Exercise prompt => Every record should be written out exactly, please.

Input =>
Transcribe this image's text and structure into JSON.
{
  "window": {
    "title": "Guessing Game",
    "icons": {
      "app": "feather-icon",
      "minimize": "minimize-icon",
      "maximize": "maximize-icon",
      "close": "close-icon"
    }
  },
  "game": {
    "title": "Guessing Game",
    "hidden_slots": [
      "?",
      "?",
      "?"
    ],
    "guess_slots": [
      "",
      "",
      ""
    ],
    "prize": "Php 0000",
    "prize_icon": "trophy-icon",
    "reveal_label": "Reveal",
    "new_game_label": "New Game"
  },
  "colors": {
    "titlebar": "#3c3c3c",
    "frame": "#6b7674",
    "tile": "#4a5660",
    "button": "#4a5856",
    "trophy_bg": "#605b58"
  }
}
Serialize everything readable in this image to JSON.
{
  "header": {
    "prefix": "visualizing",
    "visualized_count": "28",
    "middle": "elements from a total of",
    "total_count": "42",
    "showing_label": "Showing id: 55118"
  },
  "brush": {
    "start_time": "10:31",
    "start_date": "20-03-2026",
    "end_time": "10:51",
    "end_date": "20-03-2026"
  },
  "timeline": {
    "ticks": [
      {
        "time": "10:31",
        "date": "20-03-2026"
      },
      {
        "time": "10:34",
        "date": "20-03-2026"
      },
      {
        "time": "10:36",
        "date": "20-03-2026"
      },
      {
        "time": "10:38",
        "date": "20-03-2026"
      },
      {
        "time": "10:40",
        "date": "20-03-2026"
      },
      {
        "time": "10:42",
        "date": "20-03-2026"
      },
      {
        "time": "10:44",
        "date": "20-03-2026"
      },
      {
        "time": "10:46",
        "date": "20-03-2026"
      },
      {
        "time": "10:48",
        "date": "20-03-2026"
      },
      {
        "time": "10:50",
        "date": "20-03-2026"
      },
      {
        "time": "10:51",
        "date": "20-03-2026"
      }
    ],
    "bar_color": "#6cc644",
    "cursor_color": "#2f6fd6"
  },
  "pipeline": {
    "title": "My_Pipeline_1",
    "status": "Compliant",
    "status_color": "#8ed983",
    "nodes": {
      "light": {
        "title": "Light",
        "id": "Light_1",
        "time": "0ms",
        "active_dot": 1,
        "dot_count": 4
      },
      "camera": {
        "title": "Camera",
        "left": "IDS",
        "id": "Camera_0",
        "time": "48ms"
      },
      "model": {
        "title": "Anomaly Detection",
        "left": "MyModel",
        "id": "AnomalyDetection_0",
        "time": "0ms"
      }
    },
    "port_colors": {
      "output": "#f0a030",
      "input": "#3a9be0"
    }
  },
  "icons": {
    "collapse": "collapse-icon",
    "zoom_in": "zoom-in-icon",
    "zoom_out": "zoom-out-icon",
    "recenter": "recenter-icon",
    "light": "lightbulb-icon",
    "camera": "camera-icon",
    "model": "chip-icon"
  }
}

Result for this task =>
Transcribe this image's text and structure into JSON.
{
  "window": {
    "title": "Guessing Game",
    "icons": {
      "app": "feather-icon",
      "minimize": "minimize-icon",
      "maximize": "maximize-icon",
      "close": "close-icon"
    }
  },
  "game": {
    "title": "Guessing Game",
    "hidden_slots": [
      "?",
      "?",
      "?"
    ],
    "guess_slots": [
      "",
      "",
      ""
    ],
    "prize": "Php 0000",
    "prize_icon": "trophy-icon",
    "reveal_label": "Reveal",
    "new_game_label": "New Game"
  },
  "colors": {
    "titlebar": "#3c3c3c",
    "frame": "#6b7674",
    "tile": "#4a5660",
    "button": "#4a5856",
    "trophy_bg": "#605b58"
  }
}
Serialize everything readable in this image to JSON.
{
  "header": {
    "prefix": "visualizing",
    "visualized_count": "28",
    "middle": "elements from a total of",
    "total_count": "42",
    "showing_label": "Showing id: 55118"
  },
  "brush": {
    "start_time": "10:31",
    "start_date": "20-03-2026",
    "end_time": "10:51",
    "end_date": "20-03-2026"
  },
  "timeline": {
    "ticks": [
      {
        "time": "10:31",
        "date": "20-03-2026"
      },
      {
        "time": "10:34",
        "date": "20-03-2026"
      },
      {
        "time": "10:36",
        "date": "20-03-2026"
      },
      {
        "time": "10:38",
        "date": "20-03-2026"
      },
      {
        "time": "10:40",
        "date": "20-03-2026"
      },
      {
        "time": "10:42",
        "date": "20-03-2026"
      },
      {
        "time": "10:44",
        "date": "20-03-2026"
      },
      {
        "time": "10:46",
        "date": "20-03-2026"
      },
      {
        "time": "10:48",
        "date": "20-03-2026"
      },
      {
        "time": "10:50",
        "date": "20-03-2026"
      },
      {
        "time": "10:51",
        "date": "20-03-2026"
      }
    ],
    "bar_color": "#6cc644",
    "cursor_color": "#2f6fd6"
  },
  "pipeline": {
    "title": "My_Pipeline_1",
    "status": "Compliant",
    "status_color": "#8ed983",
    "nodes": {
      "light": {
        "title": "Light",
        "id": "Light_1",
        "time": "0ms",
        "active_dot": 1,
        "dot_count": 4
      },
      "camera": {
        "title": "Camera",
        "left": "IDS",
        "id": "Camera_0",
        "time": "48ms"
      },
      "model": {
        "title": "Anomaly Detection",
        "left": "MyModel",
        "id": "AnomalyDetection_0",
        "time": "0ms"
      }
    },
    "port_colors": {
      "output": "#f0a030",
      "input": "#3a9be0"
    }
  },
  "icons": {
    "collapse": "collapse-icon",
    "zoom_in": "zoom-in-icon",
    "zoom_out": "zoom-out-icon",
    "recenter": "recenter-icon",
    "light": "lightbulb-icon",
    "camera": "camera-icon",
    "model": "chip-icon"
  }
}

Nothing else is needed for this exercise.